Some records:
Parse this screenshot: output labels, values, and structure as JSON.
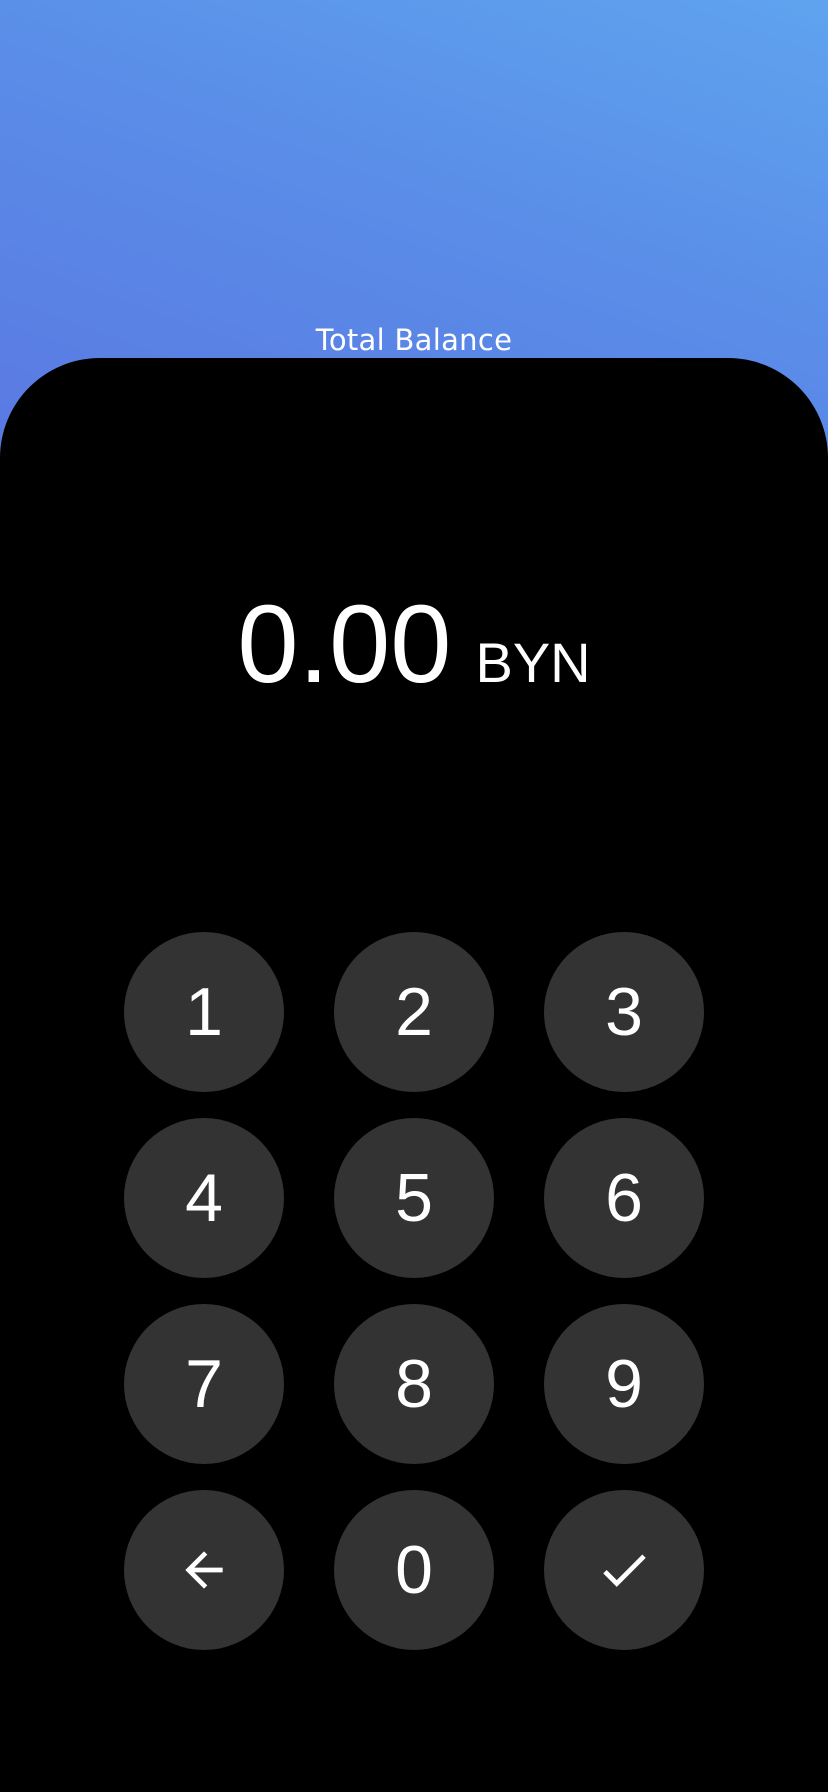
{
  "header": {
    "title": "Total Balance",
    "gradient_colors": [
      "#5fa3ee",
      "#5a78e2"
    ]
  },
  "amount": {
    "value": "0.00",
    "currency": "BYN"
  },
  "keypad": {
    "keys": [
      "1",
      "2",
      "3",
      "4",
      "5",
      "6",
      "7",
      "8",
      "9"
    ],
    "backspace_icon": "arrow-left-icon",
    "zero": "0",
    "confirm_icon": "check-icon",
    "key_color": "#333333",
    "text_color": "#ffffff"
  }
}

**Exercise**
Your copy of the data should match it exactly, except that pictures are left out.

**Complete response**
Parse this screenshot: output labels, values, and structure as JSON.
{
  "header": {
    "title": "Total Balance",
    "gradient_colors": [
      "#5fa3ee",
      "#5a78e2"
    ]
  },
  "amount": {
    "value": "0.00",
    "currency": "BYN"
  },
  "keypad": {
    "keys": [
      "1",
      "2",
      "3",
      "4",
      "5",
      "6",
      "7",
      "8",
      "9"
    ],
    "backspace_icon": "arrow-left-icon",
    "zero": "0",
    "confirm_icon": "check-icon",
    "key_color": "#333333",
    "text_color": "#ffffff"
  }
}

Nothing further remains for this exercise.